# [Written instruction]
Collect from the data below each line with "Аристотель".

━━━━━━━━━━━━━━━━━━━━

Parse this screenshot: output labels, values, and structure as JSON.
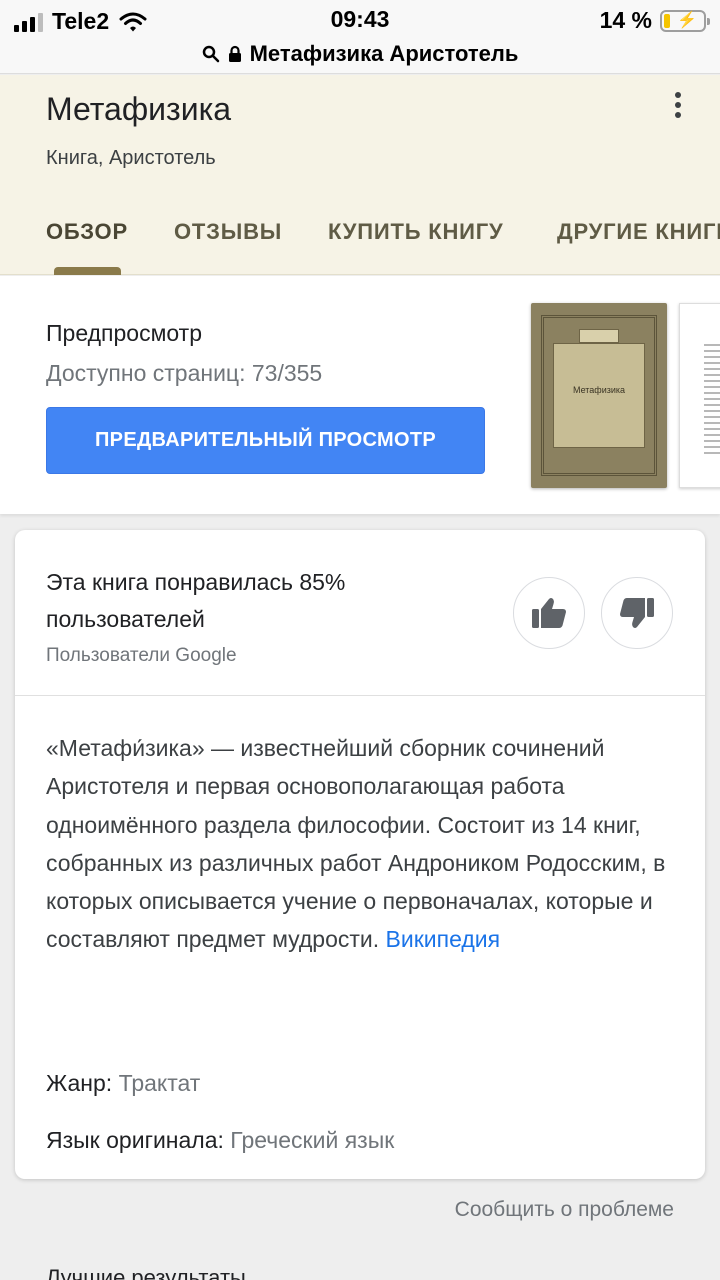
{
  "status_bar": {
    "carrier": "Tele2",
    "time": "09:43",
    "battery_percent": "14 %",
    "signal_bars": 3,
    "battery_level": 0.14,
    "icons": [
      "signal-icon",
      "wifi-icon",
      "battery-charging-icon"
    ]
  },
  "url_bar": {
    "text": "Метафизика Аристотель",
    "icons": [
      "search-icon",
      "lock-icon"
    ]
  },
  "header": {
    "title": "Метафизика",
    "subtitle": "Книга, Аристотель",
    "tabs": [
      {
        "label": "ОБЗОР",
        "active": true
      },
      {
        "label": "ОТЗЫВЫ",
        "active": false
      },
      {
        "label": "КУПИТЬ КНИГУ",
        "active": false
      },
      {
        "label": "ДРУГИЕ КНИГИ",
        "active": false
      }
    ]
  },
  "preview": {
    "title": "Предпросмотр",
    "pages": "Доступно страниц: 73/355",
    "button": "ПРЕДВАРИТЕЛЬНЫЙ ПРОСМОТР",
    "cover_title": "Метафизика"
  },
  "rating": {
    "text": "Эта книга понравилась 85% пользователей",
    "source": "Пользователи Google",
    "percent": 85
  },
  "description": {
    "text": "«Метафи́зика» — известнейший сборник сочинений Аристотеля и первая основополагающая работа одноимённого раздела философии. Состоит из 14 книг, собранных из различных работ Андроником Родосским, в которых описывается учение о первоначалах, которые и составляют предмет мудрости.",
    "link": "Википедия"
  },
  "facts": {
    "genre_label": "Жанр:",
    "genre_value": "Трактат",
    "language_label": "Язык оригинала:",
    "language_value": "Греческий язык"
  },
  "footer": {
    "report": "Сообщить о проблеме",
    "next_section": "Лучшие результаты"
  },
  "colors": {
    "header_bg": "#f6f3e6",
    "button_blue": "#4285f4",
    "link_blue": "#1a73e8",
    "tab_indicator": "#8a7a4a"
  }
}
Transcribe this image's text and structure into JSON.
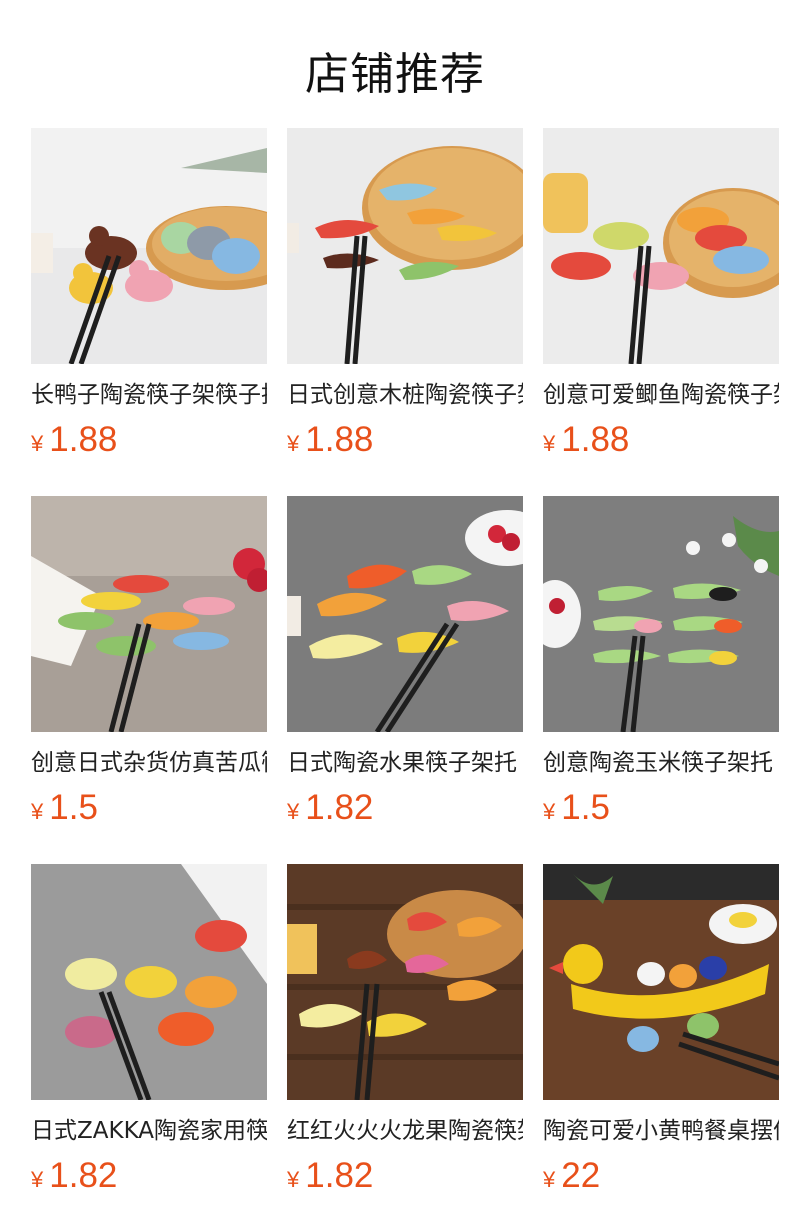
{
  "header": {
    "title": "店铺推荐"
  },
  "currency_symbol": "¥",
  "colors": {
    "price": "#e8501a",
    "text": "#222222"
  },
  "products": [
    {
      "name": "长鸭子陶瓷筷子架筷子托",
      "price": "1.88",
      "icon": "duck-chopstick-rest-photo"
    },
    {
      "name": "日式创意木桩陶瓷筷子架",
      "price": "1.88",
      "icon": "log-chopstick-rest-photo"
    },
    {
      "name": "创意可爱鲫鱼陶瓷筷子架",
      "price": "1.88",
      "icon": "fish-chopstick-rest-photo"
    },
    {
      "name": "创意日式杂货仿真苦瓜筷架",
      "price": "1.5",
      "icon": "vegetable-chopstick-rest-photo"
    },
    {
      "name": "日式陶瓷水果筷子架托",
      "price": "1.82",
      "icon": "banana-chopstick-rest-photo"
    },
    {
      "name": "创意陶瓷玉米筷子架托",
      "price": "1.5",
      "icon": "corn-chopstick-rest-photo"
    },
    {
      "name": "日式ZAKKA陶瓷家用筷架",
      "price": "1.82",
      "icon": "fruit-chopstick-rest-photo"
    },
    {
      "name": "红红火火火龙果陶瓷筷架",
      "price": "1.82",
      "icon": "dragonfruit-chopstick-rest-photo"
    },
    {
      "name": "陶瓷可爱小黄鸭餐桌摆件",
      "price": "22",
      "icon": "yellow-duck-boat-photo"
    }
  ]
}
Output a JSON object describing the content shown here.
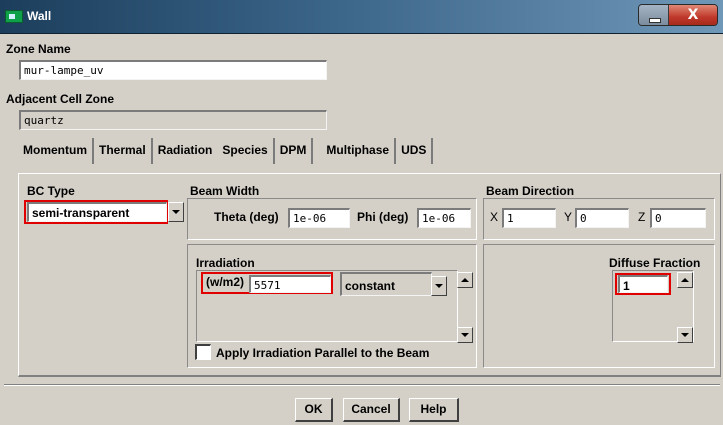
{
  "window": {
    "title": "Wall",
    "close_label": "X"
  },
  "zone_name": {
    "label": "Zone Name",
    "value": "mur-lampe_uv"
  },
  "adjacent_cell_zone": {
    "label": "Adjacent Cell Zone",
    "value": "quartz"
  },
  "tabs": [
    {
      "label": "Momentum"
    },
    {
      "label": "Thermal"
    },
    {
      "label": "Radiation"
    },
    {
      "label": "Species"
    },
    {
      "label": "DPM"
    },
    {
      "label": "Multiphase"
    },
    {
      "label": "UDS"
    }
  ],
  "bc_type": {
    "label": "BC Type",
    "value": "semi-transparent"
  },
  "beam_width": {
    "label": "Beam Width",
    "theta_label": "Theta (deg)",
    "theta_value": "1e-06",
    "phi_label": "Phi (deg)",
    "phi_value": "1e-06"
  },
  "beam_direction": {
    "label": "Beam Direction",
    "x_label": "X",
    "x_value": "1",
    "y_label": "Y",
    "y_value": "0",
    "z_label": "Z",
    "z_value": "0"
  },
  "irradiation": {
    "label": "Irradiation",
    "unit_label": "(w/m2)",
    "value": "5571",
    "method": "constant"
  },
  "diffuse_fraction": {
    "label": "Diffuse Fraction",
    "value": "1"
  },
  "apply_parallel": {
    "label": "Apply Irradiation Parallel to the Beam",
    "checked": false
  },
  "buttons": {
    "ok": "OK",
    "cancel": "Cancel",
    "help": "Help"
  },
  "colors": {
    "highlight": "#e00000",
    "titlebar": "#2d5577",
    "dialog_bg": "#d4d0c8"
  }
}
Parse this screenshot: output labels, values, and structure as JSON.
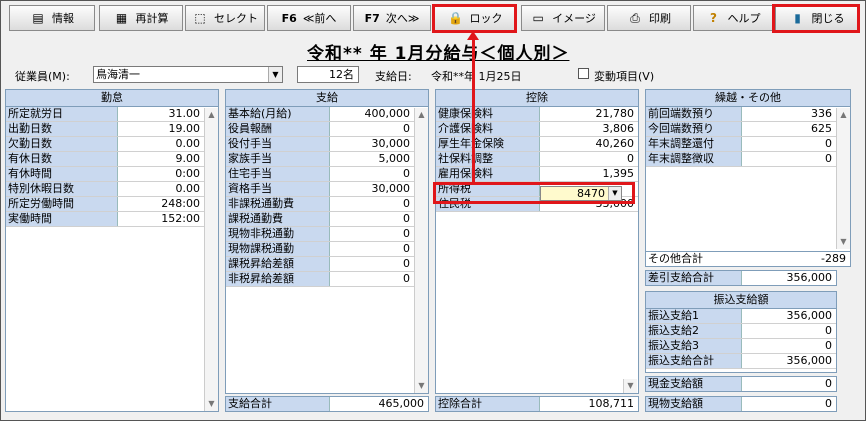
{
  "toolbar": {
    "info": "情報",
    "recalc": "再計算",
    "select": "セレクト",
    "prev_key": "F6",
    "prev": "≪前へ",
    "next_key": "F7",
    "next": "次へ≫",
    "lock": "ロック",
    "image": "イメージ",
    "print": "印刷",
    "help": "ヘルプ",
    "close": "閉じる"
  },
  "title": "令和** 年 1月分給与＜個人別＞",
  "employee": {
    "label": "従業員(M):",
    "name": "鳥海清一",
    "count": "12名",
    "payday_label": "支給日:",
    "payday": "令和**年 1月25日",
    "variable_label": "変動項目(V)"
  },
  "attendance": {
    "header": "勤怠",
    "rows": [
      {
        "label": "所定就労日",
        "value": "31.00"
      },
      {
        "label": "出勤日数",
        "value": "19.00"
      },
      {
        "label": "欠勤日数",
        "value": "0.00"
      },
      {
        "label": "有休日数",
        "value": "9.00"
      },
      {
        "label": "有休時間",
        "value": "0:00"
      },
      {
        "label": "特別休暇日数",
        "value": "0.00"
      },
      {
        "label": "所定労働時間",
        "value": "248:00"
      },
      {
        "label": "実働時間",
        "value": "152:00"
      }
    ]
  },
  "payment": {
    "header": "支給",
    "rows": [
      {
        "label": "基本給(月給)",
        "value": "400,000"
      },
      {
        "label": "役員報酬",
        "value": "0"
      },
      {
        "label": "役付手当",
        "value": "30,000"
      },
      {
        "label": "家族手当",
        "value": "5,000"
      },
      {
        "label": "住宅手当",
        "value": "0"
      },
      {
        "label": "資格手当",
        "value": "30,000"
      },
      {
        "label": "非課税通勤費",
        "value": "0"
      },
      {
        "label": "課税通勤費",
        "value": "0"
      },
      {
        "label": "現物非税通勤",
        "value": "0"
      },
      {
        "label": "現物課税通勤",
        "value": "0"
      },
      {
        "label": "課税昇給差額",
        "value": "0"
      },
      {
        "label": "非税昇給差額",
        "value": "0"
      }
    ],
    "total_label": "支給合計",
    "total": "465,000"
  },
  "deduction": {
    "header": "控除",
    "rows": [
      {
        "label": "健康保険料",
        "value": "21,780"
      },
      {
        "label": "介護保険料",
        "value": "3,806"
      },
      {
        "label": "厚生年金保険",
        "value": "40,260"
      },
      {
        "label": "社保料調整",
        "value": "0"
      },
      {
        "label": "雇用保険料",
        "value": "1,395"
      }
    ],
    "income_tax_label": "所得税",
    "income_tax_value": "8470",
    "resident_tax_label": "住民税",
    "resident_tax_value": "33,000",
    "total_label": "控除合計",
    "total": "108,711"
  },
  "carry": {
    "header": "繰越・その他",
    "rows": [
      {
        "label": "前回端数預り",
        "value": "336"
      },
      {
        "label": "今回端数預り",
        "value": "625"
      },
      {
        "label": "年末調整還付",
        "value": "0"
      },
      {
        "label": "年末調整徴収",
        "value": "0"
      }
    ],
    "other_total_label": "その他合計",
    "other_total": "-289",
    "net_label": "差引支給合計",
    "net": "356,000"
  },
  "transfer": {
    "header": "振込支給額",
    "rows": [
      {
        "label": "振込支給1",
        "value": "356,000"
      },
      {
        "label": "振込支給2",
        "value": "0"
      },
      {
        "label": "振込支給3",
        "value": "0"
      },
      {
        "label": "振込支給合計",
        "value": "356,000"
      }
    ],
    "cash_label": "現金支給額",
    "cash": "0",
    "goods_label": "現物支給額",
    "goods": "0"
  }
}
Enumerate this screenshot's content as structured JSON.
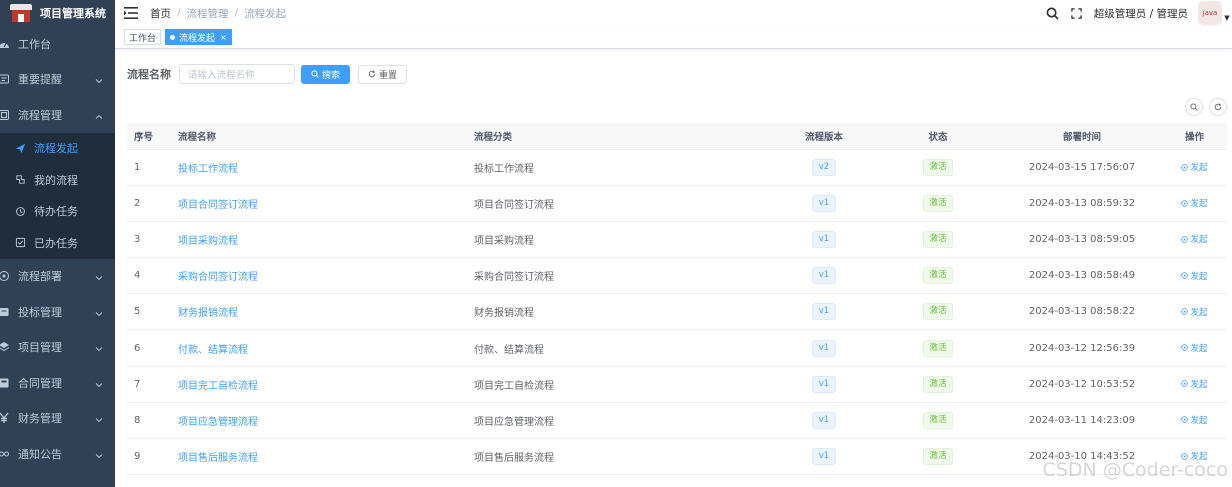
{
  "app": {
    "title": "项目管理系统"
  },
  "sidebar": {
    "items": [
      {
        "label": "工作台",
        "icon": "dashboard-icon",
        "expandable": false
      },
      {
        "label": "重要提醒",
        "icon": "bell-icon",
        "expandable": true
      },
      {
        "label": "流程管理",
        "icon": "workflow-icon",
        "expandable": true,
        "expanded": true,
        "children": [
          {
            "label": "流程发起",
            "icon": "send-icon",
            "active": true
          },
          {
            "label": "我的流程",
            "icon": "list-icon",
            "active": false
          },
          {
            "label": "待办任务",
            "icon": "clock-icon",
            "active": false
          },
          {
            "label": "已办任务",
            "icon": "check-icon",
            "active": false
          }
        ]
      },
      {
        "label": "流程部署",
        "icon": "deploy-icon",
        "expandable": true
      },
      {
        "label": "投标管理",
        "icon": "bid-icon",
        "expandable": true
      },
      {
        "label": "项目管理",
        "icon": "project-icon",
        "expandable": true
      },
      {
        "label": "合同管理",
        "icon": "contract-icon",
        "expandable": true
      },
      {
        "label": "财务管理",
        "icon": "yen-icon",
        "expandable": true
      },
      {
        "label": "通知公告",
        "icon": "notice-icon",
        "expandable": true
      }
    ]
  },
  "header": {
    "breadcrumb": [
      "首页",
      "流程管理",
      "流程发起"
    ],
    "user": "超级管理员 / 管理员",
    "avatar_text": "java"
  },
  "tags": [
    {
      "label": "工作台",
      "active": false
    },
    {
      "label": "流程发起",
      "active": true
    }
  ],
  "search": {
    "label": "流程名称",
    "placeholder": "请输入流程名称",
    "search_btn": "搜索",
    "reset_btn": "重置"
  },
  "table": {
    "headers": [
      "序号",
      "流程名称",
      "流程分类",
      "流程版本",
      "状态",
      "部署时间",
      "操作"
    ],
    "rows": [
      {
        "idx": "1",
        "name": "投标工作流程",
        "category": "投标工作流程",
        "version": "v2",
        "status": "激活",
        "time": "2024-03-15 17:56:07",
        "op": "发起"
      },
      {
        "idx": "2",
        "name": "项目合同签订流程",
        "category": "项目合同签订流程",
        "version": "v1",
        "status": "激活",
        "time": "2024-03-13 08:59:32",
        "op": "发起"
      },
      {
        "idx": "3",
        "name": "项目采购流程",
        "category": "项目采购流程",
        "version": "v1",
        "status": "激活",
        "time": "2024-03-13 08:59:05",
        "op": "发起"
      },
      {
        "idx": "4",
        "name": "采购合同签订流程",
        "category": "采购合同签订流程",
        "version": "v1",
        "status": "激活",
        "time": "2024-03-13 08:58:49",
        "op": "发起"
      },
      {
        "idx": "5",
        "name": "财务报销流程",
        "category": "财务报销流程",
        "version": "v1",
        "status": "激活",
        "time": "2024-03-13 08:58:22",
        "op": "发起"
      },
      {
        "idx": "6",
        "name": "付款、结算流程",
        "category": "付款、结算流程",
        "version": "v1",
        "status": "激活",
        "time": "2024-03-12 12:56:39",
        "op": "发起"
      },
      {
        "idx": "7",
        "name": "项目完工自检流程",
        "category": "项目完工自检流程",
        "version": "v1",
        "status": "激活",
        "time": "2024-03-12 10:53:52",
        "op": "发起"
      },
      {
        "idx": "8",
        "name": "项目应急管理流程",
        "category": "项目应急管理流程",
        "version": "v1",
        "status": "激活",
        "time": "2024-03-11 14:23:09",
        "op": "发起"
      },
      {
        "idx": "9",
        "name": "项目售后服务流程",
        "category": "项目售后服务流程",
        "version": "v1",
        "status": "激活",
        "time": "2024-03-10 14:43:52",
        "op": "发起"
      }
    ]
  },
  "watermark": "CSDN @Coder-coco",
  "colors": {
    "sidebar_bg": "#304156",
    "primary": "#409eff",
    "success": "#67c23a"
  }
}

━━━━━━━━━━━━━━━━━━━━

# [Worked answer]
    "text": "Метафизика Аристотель",
    "subtitle": "Книга, Аристотель",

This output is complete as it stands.